The problem
Collect the lines of the entries where "聚力创新驱动促升级" shows up.

Collected data

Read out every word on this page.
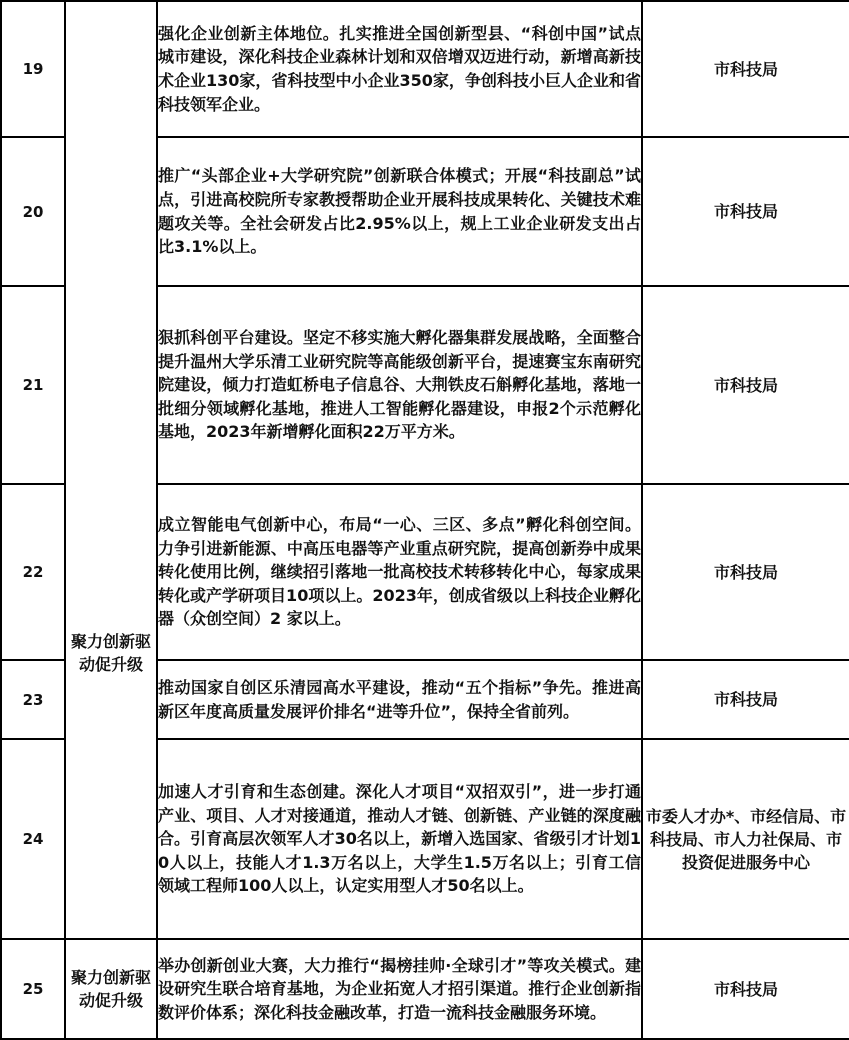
19	聚力创新驱动促升级	强化企业创新主体地位。扎实推进全国创新型县、“科创中国”试点城市建设，深化科技企业森林计划和双倍增双迈进行动，新增高新技术企业130家，省科技型中小企业350家，争创科技小巨人企业和省科技领军企业。	市科技局
20		推广“头部企业+大学研究院”创新联合体模式；开展“科技副总”试点，引进高校院所专家教授帮助企业开展科技成果转化、关键技术难题攻关等。全社会研发占比2.95%以上，规上工业企业研发支出占比3.1%以上。	市科技局
21		狠抓科创平台建设。坚定不移实施大孵化器集群发展战略，全面整合提升温州大学乐清工业研究院等高能级创新平台，提速赛宝东南研究院建设，倾力打造虹桥电子信息谷、大荆铁皮石斛孵化基地，落地一批细分领域孵化基地，推进人工智能孵化器建设，申报2个示范孵化基地，2023年新增孵化面积22万平方米。	市科技局
22		成立智能电气创新中心，布局“一心、三区、多点”孵化科创空间。力争引进新能源、中高压电器等产业重点研究院，提高创新券中成果转化使用比例，继续招引落地一批高校技术转移转化中心，每家成果转化或产学研项目10项以上。2023年，创成省级以上科技企业孵化器（众创空间）2 家以上。	市科技局
23		推动国家自创区乐清园高水平建设，推动“五个指标”争先。推进高新区年度高质量发展评价排名“进等升位”，保持全省前列。	市科技局
24		加速人才引育和生态创建。深化人才项目“双招双引”，进一步打通产业、项目、人才对接通道，推动人才链、创新链、产业链的深度融合。引育高层次领军人才30名以上，新增入选国家、省级引才计划10人以上，技能人才1.3万名以上，大学生1.5万名以上；引育工信领域工程师100人以上，认定实用型人才50名以上。	市委人才办*、市经信局、市科技局、市人力社保局、市投资促进服务中心
25	聚力创新驱动促升级	举办创新创业大赛，大力推行“揭榜挂帅·全球引才”等攻关模式。建设研究生联合培育基地，为企业拓宽人才招引渠道。推行企业创新指数评价体系；深化科技金融改革，打造一流科技金融服务环境。	市科技局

Expected output
19	聚力创新驱动促升级	强化企业创新主体地位。扎实推进全国创新型县、“科创中国”试点城市建设，深化科技企业森林计划和双倍增双迈进行动，新增高新技术企业130家，省科技型中小企业350家，争创科技小巨人企业和省科技领军企业。	市科技局
25	聚力创新驱动促升级	举办创新创业大赛，大力推行“揭榜挂帅·全球引才”等攻关模式。建设研究生联合培育基地，为企业拓宽人才招引渠道。推行企业创新指数评价体系；深化科技金融改革，打造一流科技金融服务环境。	市科技局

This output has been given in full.